Filter the listing and keep only the lines with the word "between".

Dataset items:
>>>
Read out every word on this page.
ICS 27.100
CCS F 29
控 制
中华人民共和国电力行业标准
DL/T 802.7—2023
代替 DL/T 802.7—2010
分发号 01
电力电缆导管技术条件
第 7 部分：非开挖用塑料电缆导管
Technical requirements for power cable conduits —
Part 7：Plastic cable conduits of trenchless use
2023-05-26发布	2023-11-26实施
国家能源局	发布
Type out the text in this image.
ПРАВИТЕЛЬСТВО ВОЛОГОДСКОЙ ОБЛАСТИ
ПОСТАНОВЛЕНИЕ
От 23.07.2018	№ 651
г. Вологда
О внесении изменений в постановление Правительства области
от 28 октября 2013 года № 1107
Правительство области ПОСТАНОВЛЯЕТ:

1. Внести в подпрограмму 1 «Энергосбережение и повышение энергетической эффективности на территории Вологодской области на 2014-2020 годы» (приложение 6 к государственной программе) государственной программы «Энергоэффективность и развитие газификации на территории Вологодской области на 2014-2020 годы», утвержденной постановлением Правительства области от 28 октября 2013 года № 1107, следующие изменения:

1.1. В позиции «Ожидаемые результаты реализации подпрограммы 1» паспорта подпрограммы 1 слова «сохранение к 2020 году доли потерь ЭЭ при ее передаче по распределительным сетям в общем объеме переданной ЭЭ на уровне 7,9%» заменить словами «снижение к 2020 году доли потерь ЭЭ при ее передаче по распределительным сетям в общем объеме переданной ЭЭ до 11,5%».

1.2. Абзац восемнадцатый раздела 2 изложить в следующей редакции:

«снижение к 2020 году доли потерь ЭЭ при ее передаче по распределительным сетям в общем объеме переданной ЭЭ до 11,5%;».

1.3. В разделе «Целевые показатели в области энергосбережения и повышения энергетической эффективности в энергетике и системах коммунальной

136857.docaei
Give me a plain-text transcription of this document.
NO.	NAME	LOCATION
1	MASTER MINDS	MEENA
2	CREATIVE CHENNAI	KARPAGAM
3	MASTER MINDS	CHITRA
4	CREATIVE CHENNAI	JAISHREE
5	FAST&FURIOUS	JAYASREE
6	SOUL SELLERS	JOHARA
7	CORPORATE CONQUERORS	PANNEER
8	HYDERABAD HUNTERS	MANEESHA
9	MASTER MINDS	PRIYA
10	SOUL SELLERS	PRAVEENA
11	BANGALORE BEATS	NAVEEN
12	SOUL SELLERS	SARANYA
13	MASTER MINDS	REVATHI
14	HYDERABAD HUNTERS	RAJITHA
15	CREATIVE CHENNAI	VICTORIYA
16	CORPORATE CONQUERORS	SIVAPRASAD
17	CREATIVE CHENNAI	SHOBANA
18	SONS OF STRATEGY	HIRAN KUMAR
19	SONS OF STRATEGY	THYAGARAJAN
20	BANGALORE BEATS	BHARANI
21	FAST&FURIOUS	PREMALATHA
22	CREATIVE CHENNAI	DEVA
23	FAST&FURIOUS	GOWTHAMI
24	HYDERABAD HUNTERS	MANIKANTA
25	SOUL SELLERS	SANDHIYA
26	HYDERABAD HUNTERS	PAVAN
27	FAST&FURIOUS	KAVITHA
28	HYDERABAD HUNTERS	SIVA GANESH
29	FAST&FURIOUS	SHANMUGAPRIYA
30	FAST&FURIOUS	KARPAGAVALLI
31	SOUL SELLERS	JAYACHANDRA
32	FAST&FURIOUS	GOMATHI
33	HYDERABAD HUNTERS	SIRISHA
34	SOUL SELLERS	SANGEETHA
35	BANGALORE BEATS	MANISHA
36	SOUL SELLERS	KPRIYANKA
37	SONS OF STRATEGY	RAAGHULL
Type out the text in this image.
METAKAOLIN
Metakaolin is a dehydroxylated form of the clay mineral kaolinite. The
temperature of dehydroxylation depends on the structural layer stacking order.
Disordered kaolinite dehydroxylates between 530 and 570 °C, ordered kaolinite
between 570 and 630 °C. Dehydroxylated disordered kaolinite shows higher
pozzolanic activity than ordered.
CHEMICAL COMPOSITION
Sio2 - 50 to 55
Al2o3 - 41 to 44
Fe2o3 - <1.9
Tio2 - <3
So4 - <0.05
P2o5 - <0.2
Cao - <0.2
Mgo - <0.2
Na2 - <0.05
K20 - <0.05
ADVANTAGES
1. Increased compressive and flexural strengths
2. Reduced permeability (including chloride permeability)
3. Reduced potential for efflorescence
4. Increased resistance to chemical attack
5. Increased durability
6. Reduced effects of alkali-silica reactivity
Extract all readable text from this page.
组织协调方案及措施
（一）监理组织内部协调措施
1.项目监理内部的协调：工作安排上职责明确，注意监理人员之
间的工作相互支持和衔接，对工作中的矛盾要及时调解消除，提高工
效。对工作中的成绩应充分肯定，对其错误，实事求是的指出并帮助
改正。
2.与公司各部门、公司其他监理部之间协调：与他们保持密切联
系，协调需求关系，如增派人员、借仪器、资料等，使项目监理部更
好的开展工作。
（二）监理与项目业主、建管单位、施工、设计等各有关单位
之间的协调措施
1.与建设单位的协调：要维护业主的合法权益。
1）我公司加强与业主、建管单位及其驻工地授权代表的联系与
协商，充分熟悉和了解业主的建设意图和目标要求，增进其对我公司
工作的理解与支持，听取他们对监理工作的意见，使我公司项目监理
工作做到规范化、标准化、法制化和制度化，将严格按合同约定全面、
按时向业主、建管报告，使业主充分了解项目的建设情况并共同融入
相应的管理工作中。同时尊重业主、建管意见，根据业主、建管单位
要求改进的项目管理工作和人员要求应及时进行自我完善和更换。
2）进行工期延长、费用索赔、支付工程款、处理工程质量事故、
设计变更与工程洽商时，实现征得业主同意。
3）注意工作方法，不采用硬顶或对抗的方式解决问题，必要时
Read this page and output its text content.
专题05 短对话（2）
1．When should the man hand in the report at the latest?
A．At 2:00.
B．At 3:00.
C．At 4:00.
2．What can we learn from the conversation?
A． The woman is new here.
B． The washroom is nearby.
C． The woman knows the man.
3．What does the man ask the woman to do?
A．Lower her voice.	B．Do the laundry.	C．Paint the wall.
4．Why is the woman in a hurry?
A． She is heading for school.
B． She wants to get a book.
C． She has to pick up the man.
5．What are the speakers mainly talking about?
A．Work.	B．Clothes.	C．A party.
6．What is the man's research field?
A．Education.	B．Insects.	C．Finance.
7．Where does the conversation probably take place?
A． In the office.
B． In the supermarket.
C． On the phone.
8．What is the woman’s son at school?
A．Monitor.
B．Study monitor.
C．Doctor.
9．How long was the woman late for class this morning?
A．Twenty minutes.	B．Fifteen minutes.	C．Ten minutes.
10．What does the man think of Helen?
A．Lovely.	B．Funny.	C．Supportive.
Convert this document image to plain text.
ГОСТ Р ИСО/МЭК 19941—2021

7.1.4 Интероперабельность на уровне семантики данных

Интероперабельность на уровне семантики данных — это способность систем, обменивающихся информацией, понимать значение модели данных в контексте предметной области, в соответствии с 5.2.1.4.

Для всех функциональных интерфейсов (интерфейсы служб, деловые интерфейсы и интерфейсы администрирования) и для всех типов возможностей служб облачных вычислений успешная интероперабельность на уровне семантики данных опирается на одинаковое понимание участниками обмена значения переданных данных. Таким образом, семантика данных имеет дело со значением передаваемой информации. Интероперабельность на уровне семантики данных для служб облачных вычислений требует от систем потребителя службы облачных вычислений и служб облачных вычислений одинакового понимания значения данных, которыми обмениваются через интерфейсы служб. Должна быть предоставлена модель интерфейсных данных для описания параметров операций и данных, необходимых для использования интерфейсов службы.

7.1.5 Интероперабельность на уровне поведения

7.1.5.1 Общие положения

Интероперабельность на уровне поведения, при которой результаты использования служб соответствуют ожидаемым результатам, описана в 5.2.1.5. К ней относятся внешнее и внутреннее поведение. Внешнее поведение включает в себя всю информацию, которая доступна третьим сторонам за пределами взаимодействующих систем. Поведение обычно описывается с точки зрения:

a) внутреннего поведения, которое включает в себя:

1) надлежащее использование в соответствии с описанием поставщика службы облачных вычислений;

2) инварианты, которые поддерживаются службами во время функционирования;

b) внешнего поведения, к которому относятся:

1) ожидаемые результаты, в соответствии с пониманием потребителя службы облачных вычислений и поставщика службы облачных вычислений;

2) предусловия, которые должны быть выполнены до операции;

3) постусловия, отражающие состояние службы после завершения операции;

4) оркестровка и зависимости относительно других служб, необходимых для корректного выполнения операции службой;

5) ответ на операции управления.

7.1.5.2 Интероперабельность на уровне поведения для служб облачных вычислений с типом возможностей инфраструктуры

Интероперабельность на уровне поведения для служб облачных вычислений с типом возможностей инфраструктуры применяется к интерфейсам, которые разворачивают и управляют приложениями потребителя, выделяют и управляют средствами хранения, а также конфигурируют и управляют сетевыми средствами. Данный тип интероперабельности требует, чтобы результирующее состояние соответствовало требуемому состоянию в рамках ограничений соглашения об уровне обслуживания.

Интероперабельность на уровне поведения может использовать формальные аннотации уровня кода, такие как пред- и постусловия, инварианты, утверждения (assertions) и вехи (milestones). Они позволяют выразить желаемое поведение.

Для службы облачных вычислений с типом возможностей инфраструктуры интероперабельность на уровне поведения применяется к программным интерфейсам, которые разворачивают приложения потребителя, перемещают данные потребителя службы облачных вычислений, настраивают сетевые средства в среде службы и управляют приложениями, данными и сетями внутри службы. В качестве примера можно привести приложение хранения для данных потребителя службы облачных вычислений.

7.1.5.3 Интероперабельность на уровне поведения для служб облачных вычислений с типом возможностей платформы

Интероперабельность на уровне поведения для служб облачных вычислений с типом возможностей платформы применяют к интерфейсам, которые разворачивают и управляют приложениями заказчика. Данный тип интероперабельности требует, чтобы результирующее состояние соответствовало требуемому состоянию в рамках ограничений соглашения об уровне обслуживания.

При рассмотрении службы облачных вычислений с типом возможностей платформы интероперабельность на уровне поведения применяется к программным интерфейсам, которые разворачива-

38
<<<
■ The result
Disordered kaolinite dehydroxylates between 530 and 570 °C, ordered kaolinite
between 570 and 630 °C. Dehydroxylated disordered kaolinite shows higher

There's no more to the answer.